Only the pictures are to be left out; set down the rest of the records exactly.

== Data lines ==
===

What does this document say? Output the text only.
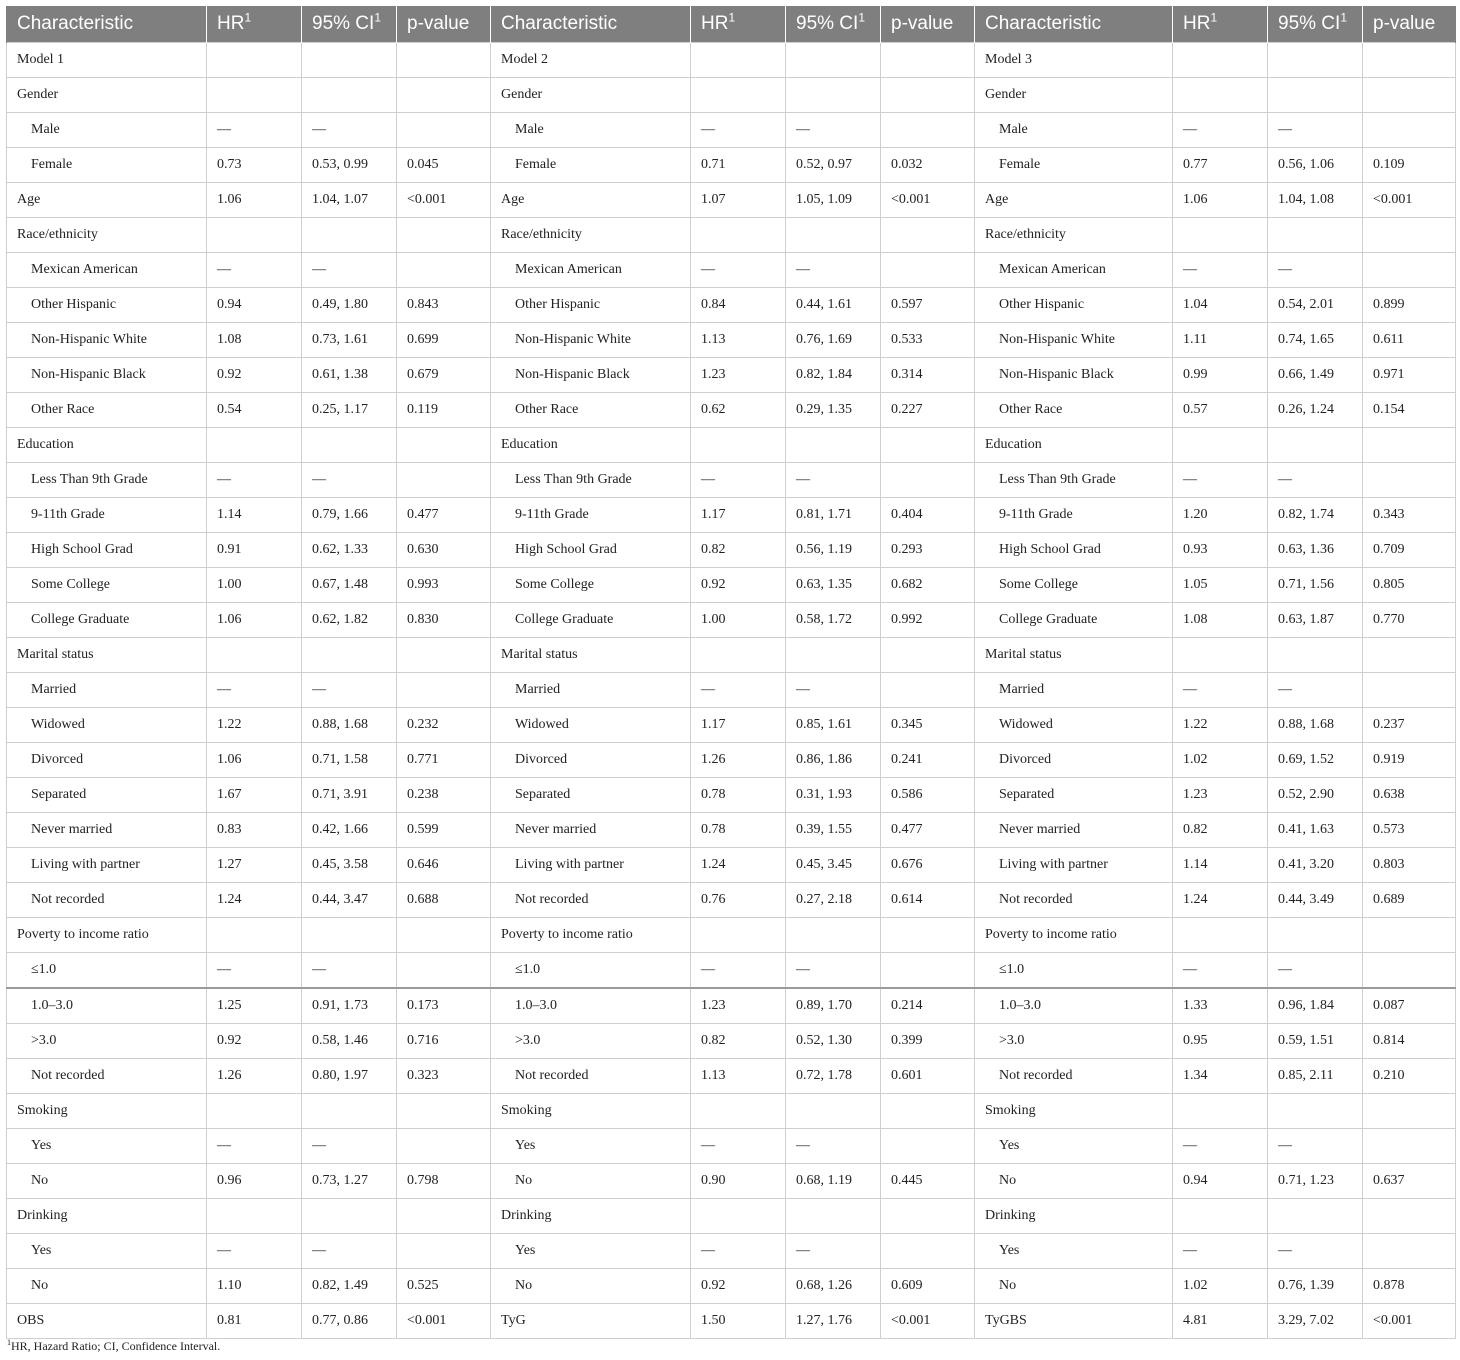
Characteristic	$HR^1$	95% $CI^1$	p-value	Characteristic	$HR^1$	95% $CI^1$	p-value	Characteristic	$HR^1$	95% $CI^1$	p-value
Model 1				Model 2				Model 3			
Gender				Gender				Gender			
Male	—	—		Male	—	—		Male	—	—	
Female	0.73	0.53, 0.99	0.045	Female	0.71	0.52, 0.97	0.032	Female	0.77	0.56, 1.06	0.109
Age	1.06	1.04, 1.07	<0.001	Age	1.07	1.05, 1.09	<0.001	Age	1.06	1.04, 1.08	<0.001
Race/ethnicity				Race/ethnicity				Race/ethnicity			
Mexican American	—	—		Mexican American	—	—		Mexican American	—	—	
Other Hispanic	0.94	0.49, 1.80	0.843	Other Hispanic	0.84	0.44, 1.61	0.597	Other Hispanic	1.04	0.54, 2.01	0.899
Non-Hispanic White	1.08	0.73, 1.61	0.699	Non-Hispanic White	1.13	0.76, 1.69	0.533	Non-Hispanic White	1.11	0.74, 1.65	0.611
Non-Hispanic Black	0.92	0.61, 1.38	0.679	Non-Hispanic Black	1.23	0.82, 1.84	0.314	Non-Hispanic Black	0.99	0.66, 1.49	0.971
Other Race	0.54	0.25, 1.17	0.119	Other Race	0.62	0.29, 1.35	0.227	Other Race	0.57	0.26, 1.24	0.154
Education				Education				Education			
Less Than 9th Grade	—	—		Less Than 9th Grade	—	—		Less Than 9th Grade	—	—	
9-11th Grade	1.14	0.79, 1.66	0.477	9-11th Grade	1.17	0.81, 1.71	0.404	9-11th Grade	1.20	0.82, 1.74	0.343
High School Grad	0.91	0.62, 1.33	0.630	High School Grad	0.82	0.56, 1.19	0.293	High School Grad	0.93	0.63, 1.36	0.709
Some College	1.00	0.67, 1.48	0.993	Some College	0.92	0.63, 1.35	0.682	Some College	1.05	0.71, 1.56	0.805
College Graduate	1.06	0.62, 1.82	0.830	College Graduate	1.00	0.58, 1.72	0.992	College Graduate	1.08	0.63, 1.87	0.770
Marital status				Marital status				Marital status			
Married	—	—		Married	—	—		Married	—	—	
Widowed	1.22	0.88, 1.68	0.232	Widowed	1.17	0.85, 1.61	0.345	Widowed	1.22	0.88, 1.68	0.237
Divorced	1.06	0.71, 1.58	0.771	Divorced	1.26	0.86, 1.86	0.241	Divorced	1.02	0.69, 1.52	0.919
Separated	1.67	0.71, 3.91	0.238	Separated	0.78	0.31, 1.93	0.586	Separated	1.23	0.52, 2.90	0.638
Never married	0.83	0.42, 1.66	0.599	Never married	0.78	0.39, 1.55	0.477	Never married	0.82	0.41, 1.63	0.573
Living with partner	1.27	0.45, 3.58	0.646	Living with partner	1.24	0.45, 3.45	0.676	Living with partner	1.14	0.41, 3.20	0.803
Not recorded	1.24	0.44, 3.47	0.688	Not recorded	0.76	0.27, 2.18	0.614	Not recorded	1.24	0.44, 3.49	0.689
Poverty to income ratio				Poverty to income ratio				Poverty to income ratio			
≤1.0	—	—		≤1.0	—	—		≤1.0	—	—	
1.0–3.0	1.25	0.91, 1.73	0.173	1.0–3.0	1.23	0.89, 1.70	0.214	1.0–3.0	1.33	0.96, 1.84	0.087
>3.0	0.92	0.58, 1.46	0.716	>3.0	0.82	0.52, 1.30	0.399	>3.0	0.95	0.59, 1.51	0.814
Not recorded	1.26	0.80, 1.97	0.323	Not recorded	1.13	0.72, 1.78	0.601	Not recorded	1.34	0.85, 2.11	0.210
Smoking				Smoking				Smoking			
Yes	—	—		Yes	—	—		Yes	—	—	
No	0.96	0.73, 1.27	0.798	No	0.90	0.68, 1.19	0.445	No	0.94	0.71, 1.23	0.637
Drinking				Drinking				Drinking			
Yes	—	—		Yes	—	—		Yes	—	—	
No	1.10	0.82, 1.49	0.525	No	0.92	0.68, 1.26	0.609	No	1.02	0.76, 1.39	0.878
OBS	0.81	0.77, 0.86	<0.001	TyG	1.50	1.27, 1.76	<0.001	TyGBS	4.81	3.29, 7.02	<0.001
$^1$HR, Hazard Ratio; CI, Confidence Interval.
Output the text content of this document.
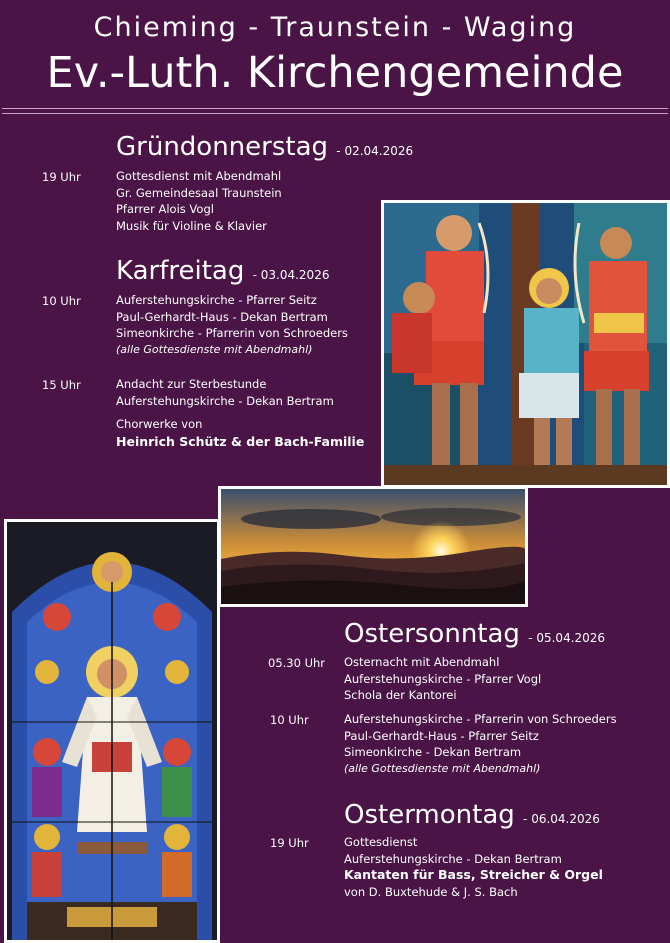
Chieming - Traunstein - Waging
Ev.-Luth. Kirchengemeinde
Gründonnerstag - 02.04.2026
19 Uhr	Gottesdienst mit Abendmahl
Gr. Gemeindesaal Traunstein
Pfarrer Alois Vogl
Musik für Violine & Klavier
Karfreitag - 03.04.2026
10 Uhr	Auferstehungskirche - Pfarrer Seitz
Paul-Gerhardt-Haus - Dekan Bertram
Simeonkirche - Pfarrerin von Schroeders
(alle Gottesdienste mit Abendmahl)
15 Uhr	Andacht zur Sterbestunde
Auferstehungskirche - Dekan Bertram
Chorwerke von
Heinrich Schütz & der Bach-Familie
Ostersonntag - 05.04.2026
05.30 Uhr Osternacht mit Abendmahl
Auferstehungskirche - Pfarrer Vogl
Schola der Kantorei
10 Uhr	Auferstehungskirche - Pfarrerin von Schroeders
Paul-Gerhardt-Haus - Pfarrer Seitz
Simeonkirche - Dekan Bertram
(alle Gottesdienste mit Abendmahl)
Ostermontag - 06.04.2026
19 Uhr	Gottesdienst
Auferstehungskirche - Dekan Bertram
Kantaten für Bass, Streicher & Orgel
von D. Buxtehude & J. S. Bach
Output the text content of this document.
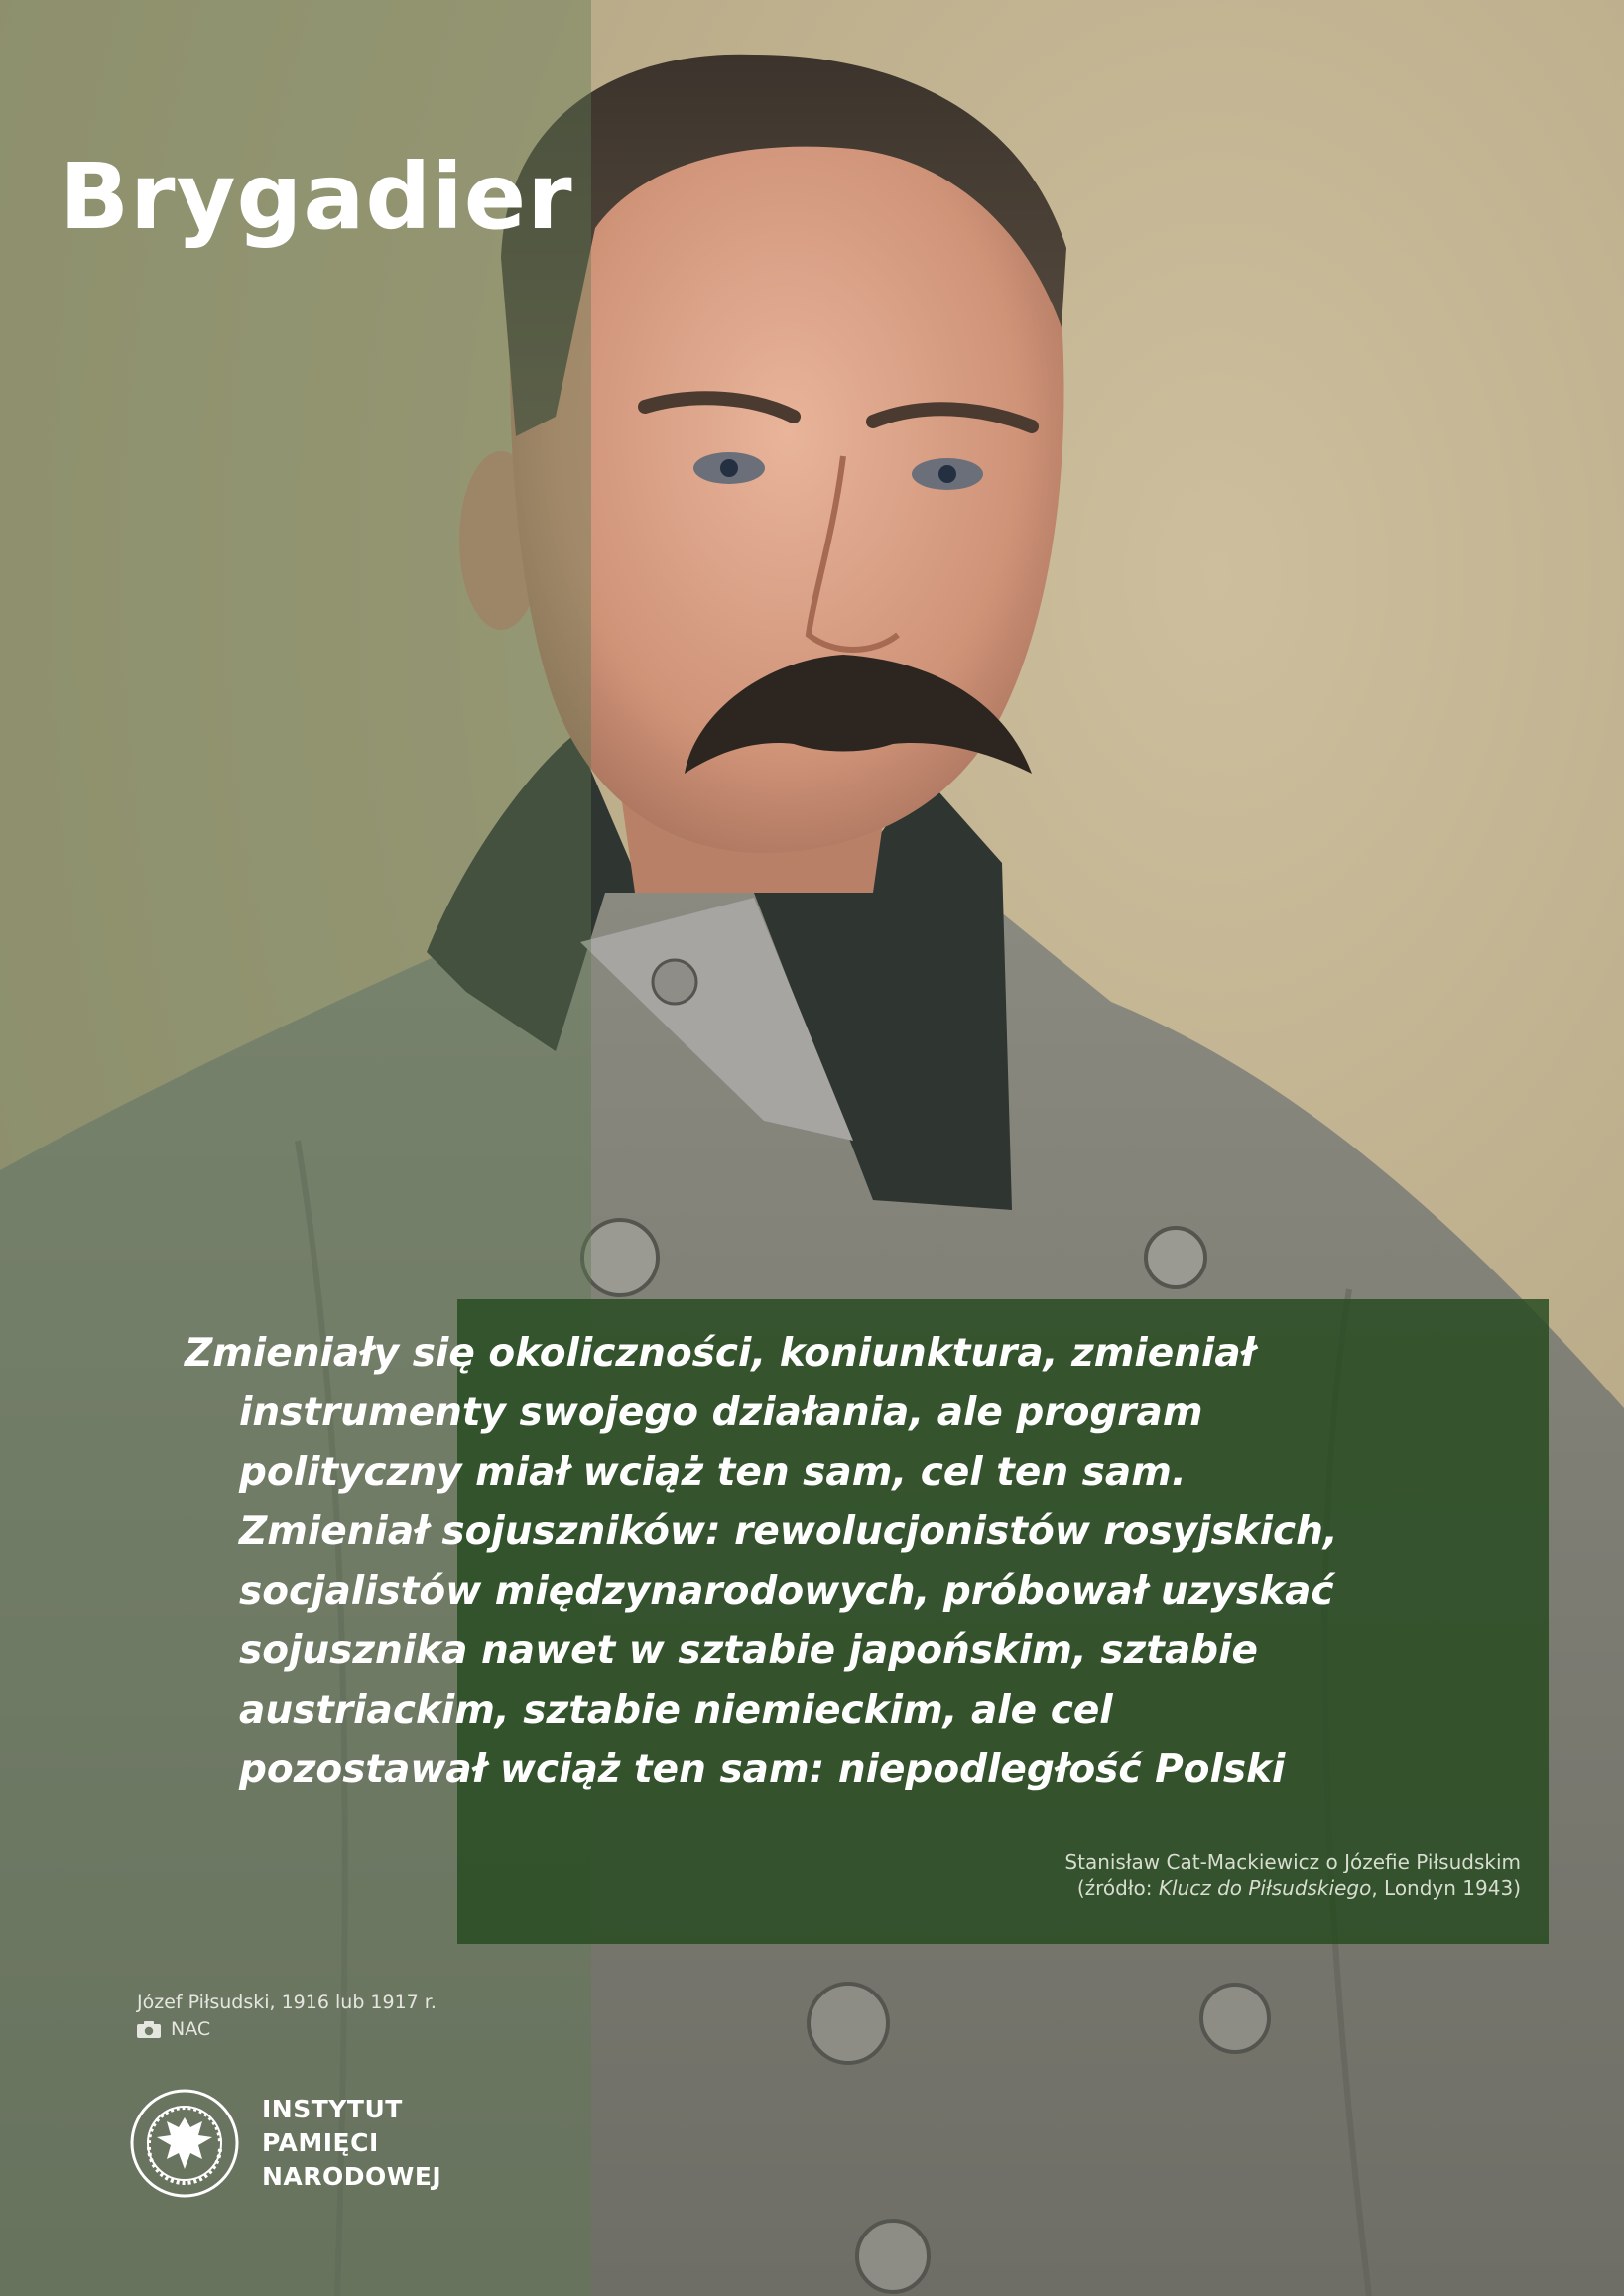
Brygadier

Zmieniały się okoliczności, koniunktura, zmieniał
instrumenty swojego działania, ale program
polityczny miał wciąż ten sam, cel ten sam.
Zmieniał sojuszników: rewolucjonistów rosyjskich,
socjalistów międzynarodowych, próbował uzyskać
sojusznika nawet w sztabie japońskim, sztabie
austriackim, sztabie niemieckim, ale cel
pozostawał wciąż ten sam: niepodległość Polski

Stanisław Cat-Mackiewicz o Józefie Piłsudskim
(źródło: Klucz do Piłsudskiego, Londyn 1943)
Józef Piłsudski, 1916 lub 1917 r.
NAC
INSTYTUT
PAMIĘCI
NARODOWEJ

===

== Expected answer ==
What does this document say? Output the text only.
Characteristic	$HR^1$	95% $CI^1$	p-value	Characteristic	$HR^1$	95% $CI^1$	p-value	Characteristic	$HR^1$	95% $CI^1$	p-value
Model 1				Model 2				Model 3			
Gender				Gender				Gender			
Male	—	—		Male	—	—		Male	—	—	
Female	0.73	0.53, 0.99	0.045	Female	0.71	0.52, 0.97	0.032	Female	0.77	0.56, 1.06	0.109
Age	1.06	1.04, 1.07	<0.001	Age	1.07	1.05, 1.09	<0.001	Age	1.06	1.04, 1.08	<0.001
Race/ethnicity				Race/ethnicity				Race/ethnicity			
Mexican American	—	—		Mexican American	—	—		Mexican American	—	—	
Other Hispanic	0.94	0.49, 1.80	0.843	Other Hispanic	0.84	0.44, 1.61	0.597	Other Hispanic	1.04	0.54, 2.01	0.899
Non-Hispanic White	1.08	0.73, 1.61	0.699	Non-Hispanic White	1.13	0.76, 1.69	0.533	Non-Hispanic White	1.11	0.74, 1.65	0.611
Non-Hispanic Black	0.92	0.61, 1.38	0.679	Non-Hispanic Black	1.23	0.82, 1.84	0.314	Non-Hispanic Black	0.99	0.66, 1.49	0.971
Other Race	0.54	0.25, 1.17	0.119	Other Race	0.62	0.29, 1.35	0.227	Other Race	0.57	0.26, 1.24	0.154
Education				Education				Education			
Less Than 9th Grade	—	—		Less Than 9th Grade	—	—		Less Than 9th Grade	—	—	
9-11th Grade	1.14	0.79, 1.66	0.477	9-11th Grade	1.17	0.81, 1.71	0.404	9-11th Grade	1.20	0.82, 1.74	0.343
High School Grad	0.91	0.62, 1.33	0.630	High School Grad	0.82	0.56, 1.19	0.293	High School Grad	0.93	0.63, 1.36	0.709
Some College	1.00	0.67, 1.48	0.993	Some College	0.92	0.63, 1.35	0.682	Some College	1.05	0.71, 1.56	0.805
College Graduate	1.06	0.62, 1.82	0.830	College Graduate	1.00	0.58, 1.72	0.992	College Graduate	1.08	0.63, 1.87	0.770
Marital status				Marital status				Marital status			
Married	—	—		Married	—	—		Married	—	—	
Widowed	1.22	0.88, 1.68	0.232	Widowed	1.17	0.85, 1.61	0.345	Widowed	1.22	0.88, 1.68	0.237
Divorced	1.06	0.71, 1.58	0.771	Divorced	1.26	0.86, 1.86	0.241	Divorced	1.02	0.69, 1.52	0.919
Separated	1.67	0.71, 3.91	0.238	Separated	0.78	0.31, 1.93	0.586	Separated	1.23	0.52, 2.90	0.638
Never married	0.83	0.42, 1.66	0.599	Never married	0.78	0.39, 1.55	0.477	Never married	0.82	0.41, 1.63	0.573
Living with partner	1.27	0.45, 3.58	0.646	Living with partner	1.24	0.45, 3.45	0.676	Living with partner	1.14	0.41, 3.20	0.803
Not recorded	1.24	0.44, 3.47	0.688	Not recorded	0.76	0.27, 2.18	0.614	Not recorded	1.24	0.44, 3.49	0.689
Poverty to income ratio				Poverty to income ratio				Poverty to income ratio			
≤1.0	—	—		≤1.0	—	—		≤1.0	—	—	
1.0–3.0	1.25	0.91, 1.73	0.173	1.0–3.0	1.23	0.89, 1.70	0.214	1.0–3.0	1.33	0.96, 1.84	0.087
>3.0	0.92	0.58, 1.46	0.716	>3.0	0.82	0.52, 1.30	0.399	>3.0	0.95	0.59, 1.51	0.814
Not recorded	1.26	0.80, 1.97	0.323	Not recorded	1.13	0.72, 1.78	0.601	Not recorded	1.34	0.85, 2.11	0.210
Smoking				Smoking				Smoking			
Yes	—	—		Yes	—	—		Yes	—	—	
No	0.96	0.73, 1.27	0.798	No	0.90	0.68, 1.19	0.445	No	0.94	0.71, 1.23	0.637
Drinking				Drinking				Drinking			
Yes	—	—		Yes	—	—		Yes	—	—	
No	1.10	0.82, 1.49	0.525	No	0.92	0.68, 1.26	0.609	No	1.02	0.76, 1.39	0.878
OBS	0.81	0.77, 0.86	<0.001	TyG	1.50	1.27, 1.76	<0.001	TyGBS	4.81	3.29, 7.02	<0.001
$^1$HR, Hazard Ratio; CI, Confidence Interval.
Output the text content of this document.
Chieming - Traunstein - Waging
Ev.-Luth. Kirchengemeinde
Gründonnerstag - 02.04.2026
19 Uhr	Gottesdienst mit Abendmahl
Gr. Gemeindesaal Traunstein
Pfarrer Alois Vogl
Musik für Violine & Klavier
Karfreitag - 03.04.2026
10 Uhr	Auferstehungskirche - Pfarrer Seitz
Paul-Gerhardt-Haus - Dekan Bertram
Simeonkirche - Pfarrerin von Schroeders
(alle Gottesdienste mit Abendmahl)
15 Uhr	Andacht zur Sterbestunde
Auferstehungskirche - Dekan Bertram
Chorwerke von
Heinrich Schütz & der Bach-Familie
Ostersonntag - 05.04.2026
05.30 Uhr Osternacht mit Abendmahl
Auferstehungskirche - Pfarrer Vogl
Schola der Kantorei
10 Uhr	Auferstehungskirche - Pfarrerin von Schroeders
Paul-Gerhardt-Haus - Pfarrer Seitz
Simeonkirche - Dekan Bertram
(alle Gottesdienste mit Abendmahl)
Ostermontag - 06.04.2026
19 Uhr	Gottesdienst
Auferstehungskirche - Dekan Bertram
Kantaten für Bass, Streicher & Orgel
von D. Buxtehude & J. S. Bach
Output the text content of this document.
Brygadier

Zmieniały się okoliczności, koniunktura, zmieniał
instrumenty swojego działania, ale program
polityczny miał wciąż ten sam, cel ten sam.
Zmieniał sojuszników: rewolucjonistów rosyjskich,
socjalistów międzynarodowych, próbował uzyskać
sojusznika nawet w sztabie japońskim, sztabie
austriackim, sztabie niemieckim, ale cel
pozostawał wciąż ten sam: niepodległość Polski

Stanisław Cat-Mackiewicz o Józefie Piłsudskim
(źródło: Klucz do Piłsudskiego, Londyn 1943)
Józef Piłsudski, 1916 lub 1917 r.
NAC
INSTYTUT
PAMIĘCI
NARODOWEJ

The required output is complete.